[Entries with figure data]
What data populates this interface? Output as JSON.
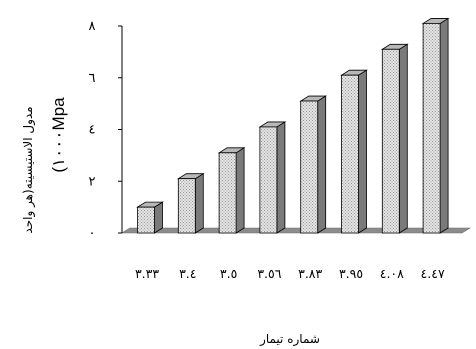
{
  "chart_data": {
    "type": "bar",
    "style": "3d-column",
    "title": "",
    "xlabel": "شماره تیمار",
    "ylabel": "مدول الاستیسیته(هر واحد",
    "ylabel_unit": "(۱۰۰۰Mpa",
    "categories": [
      "۳.۳۳",
      "۳.٤",
      "۳.٥",
      "۳.٥٦",
      "۳.۸۳",
      "۳.۹٥",
      "٤.۰۸",
      "٤.٤۷"
    ],
    "values": [
      1.0,
      2.1,
      3.1,
      4.1,
      5.1,
      6.1,
      7.1,
      8.1
    ],
    "ylim": [
      0,
      8
    ],
    "yticks": [
      0,
      2,
      4,
      6,
      8
    ],
    "ytick_labels": [
      "۰",
      "۲",
      "٤",
      "٦",
      "۸"
    ],
    "grid": false,
    "legend": "none",
    "colors": {
      "bar_front": "#d8d8d8",
      "bar_side": "#7a7a7a",
      "bar_top": "#b8b8b8",
      "floor": "#8c8c8c",
      "outline": "#000000"
    }
  }
}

(Directions for this task):
Make an exact copy of the whole listing, but don't bring over any pictures.

(Written solution):
What data populates this interface? Output as JSON.
{
  "chart_data": {
    "type": "bar",
    "style": "3d-column",
    "title": "",
    "xlabel": "شماره تیمار",
    "ylabel": "مدول الاستیسیته(هر واحد",
    "ylabel_unit": "(۱۰۰۰Mpa",
    "categories": [
      "۳.۳۳",
      "۳.٤",
      "۳.٥",
      "۳.٥٦",
      "۳.۸۳",
      "۳.۹٥",
      "٤.۰۸",
      "٤.٤۷"
    ],
    "values": [
      1.0,
      2.1,
      3.1,
      4.1,
      5.1,
      6.1,
      7.1,
      8.1
    ],
    "ylim": [
      0,
      8
    ],
    "yticks": [
      0,
      2,
      4,
      6,
      8
    ],
    "ytick_labels": [
      "۰",
      "۲",
      "٤",
      "٦",
      "۸"
    ],
    "grid": false,
    "legend": "none",
    "colors": {
      "bar_front": "#d8d8d8",
      "bar_side": "#7a7a7a",
      "bar_top": "#b8b8b8",
      "floor": "#8c8c8c",
      "outline": "#000000"
    }
  }
}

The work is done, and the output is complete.